WRITTEN EXERCISE ->
Copy out every record precisely.

Stored records ->
──────────────────────────────
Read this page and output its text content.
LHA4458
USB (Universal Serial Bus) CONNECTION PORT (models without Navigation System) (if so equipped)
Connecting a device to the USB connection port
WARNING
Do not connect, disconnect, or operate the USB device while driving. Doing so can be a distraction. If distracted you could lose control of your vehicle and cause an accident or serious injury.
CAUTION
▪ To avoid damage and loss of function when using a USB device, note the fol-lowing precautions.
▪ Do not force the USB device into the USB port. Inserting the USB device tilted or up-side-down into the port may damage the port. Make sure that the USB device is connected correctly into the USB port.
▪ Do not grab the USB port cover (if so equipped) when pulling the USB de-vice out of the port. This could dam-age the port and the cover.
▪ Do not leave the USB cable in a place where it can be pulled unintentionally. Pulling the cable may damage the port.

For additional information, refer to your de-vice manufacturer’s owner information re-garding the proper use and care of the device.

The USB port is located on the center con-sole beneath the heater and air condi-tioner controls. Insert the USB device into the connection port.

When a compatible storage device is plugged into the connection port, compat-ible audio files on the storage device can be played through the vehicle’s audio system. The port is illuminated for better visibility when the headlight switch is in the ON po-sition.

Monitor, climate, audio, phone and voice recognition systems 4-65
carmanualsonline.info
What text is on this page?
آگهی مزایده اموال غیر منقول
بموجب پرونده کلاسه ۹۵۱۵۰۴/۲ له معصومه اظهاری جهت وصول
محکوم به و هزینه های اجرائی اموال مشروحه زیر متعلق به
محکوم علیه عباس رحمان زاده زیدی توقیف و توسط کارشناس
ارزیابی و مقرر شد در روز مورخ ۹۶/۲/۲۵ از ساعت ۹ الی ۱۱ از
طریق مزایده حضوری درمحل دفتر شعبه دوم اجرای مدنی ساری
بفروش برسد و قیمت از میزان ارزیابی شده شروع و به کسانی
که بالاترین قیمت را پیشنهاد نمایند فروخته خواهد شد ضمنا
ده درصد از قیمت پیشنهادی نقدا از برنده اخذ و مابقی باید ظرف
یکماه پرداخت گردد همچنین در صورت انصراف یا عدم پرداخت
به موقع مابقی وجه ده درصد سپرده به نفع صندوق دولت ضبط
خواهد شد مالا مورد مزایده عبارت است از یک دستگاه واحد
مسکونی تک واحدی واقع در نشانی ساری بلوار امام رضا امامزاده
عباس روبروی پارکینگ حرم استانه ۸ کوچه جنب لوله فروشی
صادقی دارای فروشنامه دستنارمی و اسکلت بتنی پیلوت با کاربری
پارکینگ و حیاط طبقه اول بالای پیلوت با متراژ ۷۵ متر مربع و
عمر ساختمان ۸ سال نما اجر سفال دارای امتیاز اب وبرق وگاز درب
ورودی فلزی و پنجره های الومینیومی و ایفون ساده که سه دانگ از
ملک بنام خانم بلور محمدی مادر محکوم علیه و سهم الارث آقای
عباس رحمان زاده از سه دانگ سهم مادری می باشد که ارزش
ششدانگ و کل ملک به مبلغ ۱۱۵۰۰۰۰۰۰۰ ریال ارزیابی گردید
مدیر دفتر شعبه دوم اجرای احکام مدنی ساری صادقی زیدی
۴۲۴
──────────────────────────────
SOLUTION TO THIS PROBLEM ->
Read this page and output its text content.
LHA4458
USB (Universal Serial Bus) CONNECTION PORT (models without Navigation System) (if so equipped)
Connecting a device to the USB connection port
WARNING
Do not connect, disconnect, or operate the USB device while driving. Doing so can be a distraction. If distracted you could lose control of your vehicle and cause an accident or serious injury.
CAUTION
▪ To avoid damage and loss of function when using a USB device, note the fol-lowing precautions.
▪ Do not force the USB device into the USB port. Inserting the USB device tilted or up-side-down into the port may damage the port. Make sure that the USB device is connected correctly into the USB port.
▪ Do not grab the USB port cover (if so equipped) when pulling the USB de-vice out of the port. This could dam-age the port and the cover.
▪ Do not leave the USB cable in a place where it can be pulled unintentionally. Pulling the cable may damage the port.

For additional information, refer to your de-vice manufacturer’s owner information re-garding the proper use and care of the device.

The USB port is located on the center con-sole beneath the heater and air condi-tioner controls. Insert the USB device into the connection port.

When a compatible storage device is plugged into the connection port, compat-ible audio files on the storage device can be played through the vehicle’s audio system. The port is illuminated for better visibility when the headlight switch is in the ON po-sition.

Monitor, climate, audio, phone and voice recognition systems 4-65
carmanualsonline.info
What text is on this page?
آگهی مزایده اموال غیر منقول
بموجب پرونده کلاسه ۹۵۱۵۰۴/۲ له معصومه اظهاری جهت وصول
محکوم به و هزینه های اجرائی اموال مشروحه زیر متعلق به
محکوم علیه عباس رحمان زاده زیدی توقیف و توسط کارشناس
ارزیابی و مقرر شد در روز مورخ ۹۶/۲/۲۵ از ساعت ۹ الی ۱۱ از
طریق مزایده حضوری درمحل دفتر شعبه دوم اجرای مدنی ساری
بفروش برسد و قیمت از میزان ارزیابی شده شروع و به کسانی
که بالاترین قیمت را پیشنهاد نمایند فروخته خواهد شد ضمنا
ده درصد از قیمت پیشنهادی نقدا از برنده اخذ و مابقی باید ظرف
یکماه پرداخت گردد همچنین در صورت انصراف یا عدم پرداخت
به موقع مابقی وجه ده درصد سپرده به نفع صندوق دولت ضبط
خواهد شد مالا مورد مزایده عبارت است از یک دستگاه واحد
مسکونی تک واحدی واقع در نشانی ساری بلوار امام رضا امامزاده
عباس روبروی پارکینگ حرم استانه ۸ کوچه جنب لوله فروشی
صادقی دارای فروشنامه دستنارمی و اسکلت بتنی پیلوت با کاربری
پارکینگ و حیاط طبقه اول بالای پیلوت با متراژ ۷۵ متر مربع و
عمر ساختمان ۸ سال نما اجر سفال دارای امتیاز اب وبرق وگاز درب
ورودی فلزی و پنجره های الومینیومی و ایفون ساده که سه دانگ از
ملک بنام خانم بلور محمدی مادر محکوم علیه و سهم الارث آقای
عباس رحمان زاده از سه دانگ سهم مادری می باشد که ارزش
ششدانگ و کل ملک به مبلغ ۱۱۵۰۰۰۰۰۰۰ ریال ارزیابی گردید
مدیر دفتر شعبه دوم اجرای احکام مدنی ساری صادقی زیدی
۴۲۴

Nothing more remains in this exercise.